_Task directions:_ Reproduce every record below exactly as written, but leave out any pictures.

***** Material to process *****

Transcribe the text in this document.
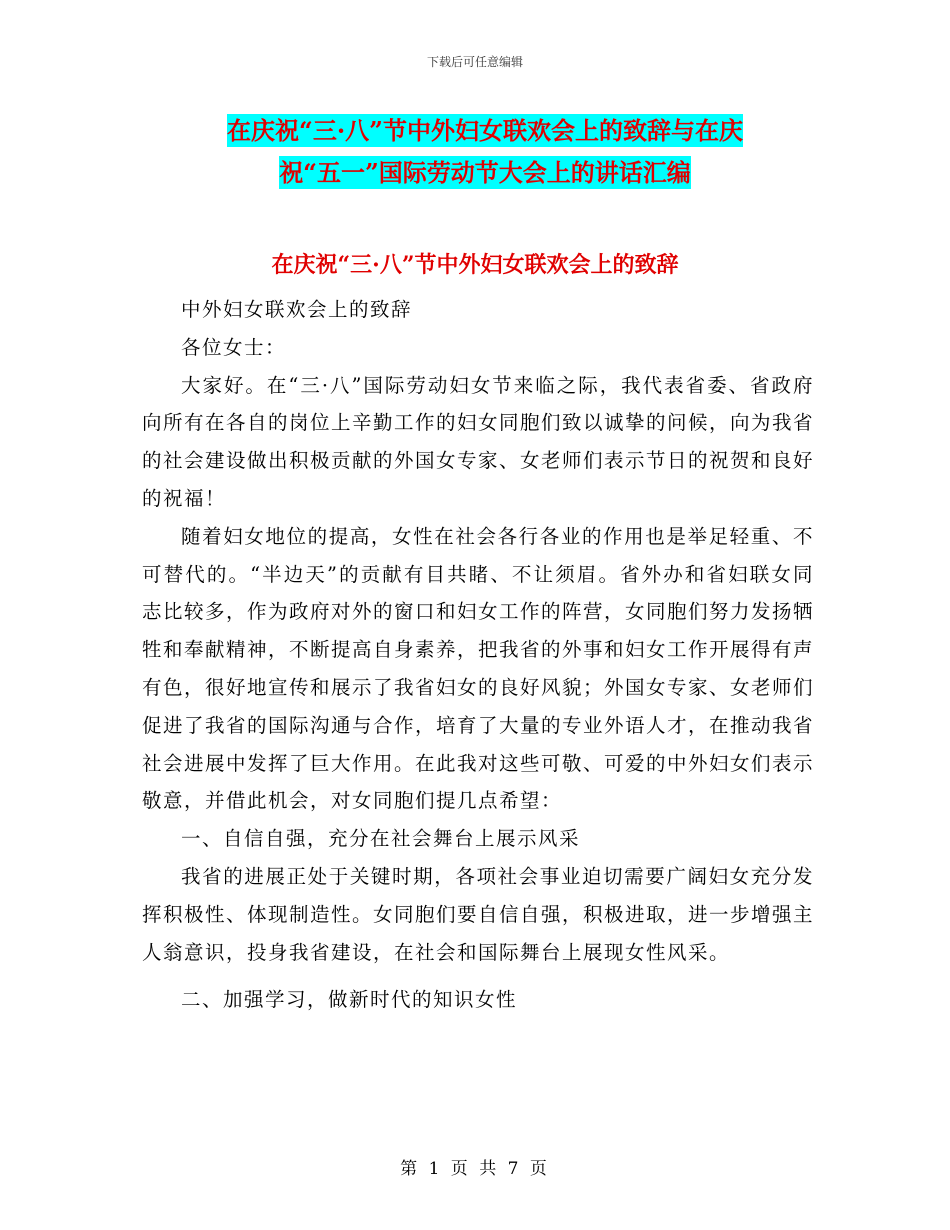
下载后可任意编辑
在庆祝“三·八”节中外妇女联欢会上的致辞与在庆
祝“五一”国际劳动节大会上的讲话汇编
在庆祝“三·八”节中外妇女联欢会上的致辞

中外妇女联欢会上的致辞

各位女士：

大家好。在“三·八”国际劳动妇女节来临之际，我代表省委、省政府向所有在各自的岗位上辛勤工作的妇女同胞们致以诚挚的问候，向为我省的社会建设做出积极贡献的外国女专家、女老师们表示节日的祝贺和良好的祝福！

随着妇女地位的提高，女性在社会各行各业的作用也是举足轻重、不可替代的。“半边天”的贡献有目共睹、不让须眉。省外办和省妇联女同志比较多，作为政府对外的窗口和妇女工作的阵营，女同胞们努力发扬牺牲和奉献精神，不断提高自身素养，把我省的外事和妇女工作开展得有声有色，很好地宣传和展示了我省妇女的良好风貌；外国女专家、女老师们促进了我省的国际沟通与合作，培育了大量的专业外语人才，在推动我省社会进展中发挥了巨大作用。在此我对这些可敬、可爱的中外妇女们表示敬意，并借此机会，对女同胞们提几点希望：

一、自信自强，充分在社会舞台上展示风采

我省的进展正处于关键时期，各项社会事业迫切需要广阔妇女充分发挥积极性、体现制造性。女同胞们要自信自强，积极进取，进一步增强主人翁意识，投身我省建设，在社会和国际舞台上展现女性风采。

二、加强学习，做新时代的知识女性

第 1 页 共 7 页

*****

_Task output:_
Transcribe the text in this document.
下载后可任意编辑
在庆祝“三·八”节中外妇女联欢会上的致辞与在庆
祝“五一”国际劳动节大会上的讲话汇编
在庆祝“三·八”节中外妇女联欢会上的致辞

中外妇女联欢会上的致辞

各位女士：

大家好。在“三·八”国际劳动妇女节来临之际，我代表省委、省政府向所有在各自的岗位上辛勤工作的妇女同胞们致以诚挚的问候，向为我省的社会建设做出积极贡献的外国女专家、女老师们表示节日的祝贺和良好的祝福！

随着妇女地位的提高，女性在社会各行各业的作用也是举足轻重、不可替代的。“半边天”的贡献有目共睹、不让须眉。省外办和省妇联女同志比较多，作为政府对外的窗口和妇女工作的阵营，女同胞们努力发扬牺牲和奉献精神，不断提高自身素养，把我省的外事和妇女工作开展得有声有色，很好地宣传和展示了我省妇女的良好风貌；外国女专家、女老师们促进了我省的国际沟通与合作，培育了大量的专业外语人才，在推动我省社会进展中发挥了巨大作用。在此我对这些可敬、可爱的中外妇女们表示敬意，并借此机会，对女同胞们提几点希望：

一、自信自强，充分在社会舞台上展示风采

我省的进展正处于关键时期，各项社会事业迫切需要广阔妇女充分发挥积极性、体现制造性。女同胞们要自信自强，积极进取，进一步增强主人翁意识，投身我省建设，在社会和国际舞台上展现女性风采。

二、加强学习，做新时代的知识女性

第 1 页 共 7 页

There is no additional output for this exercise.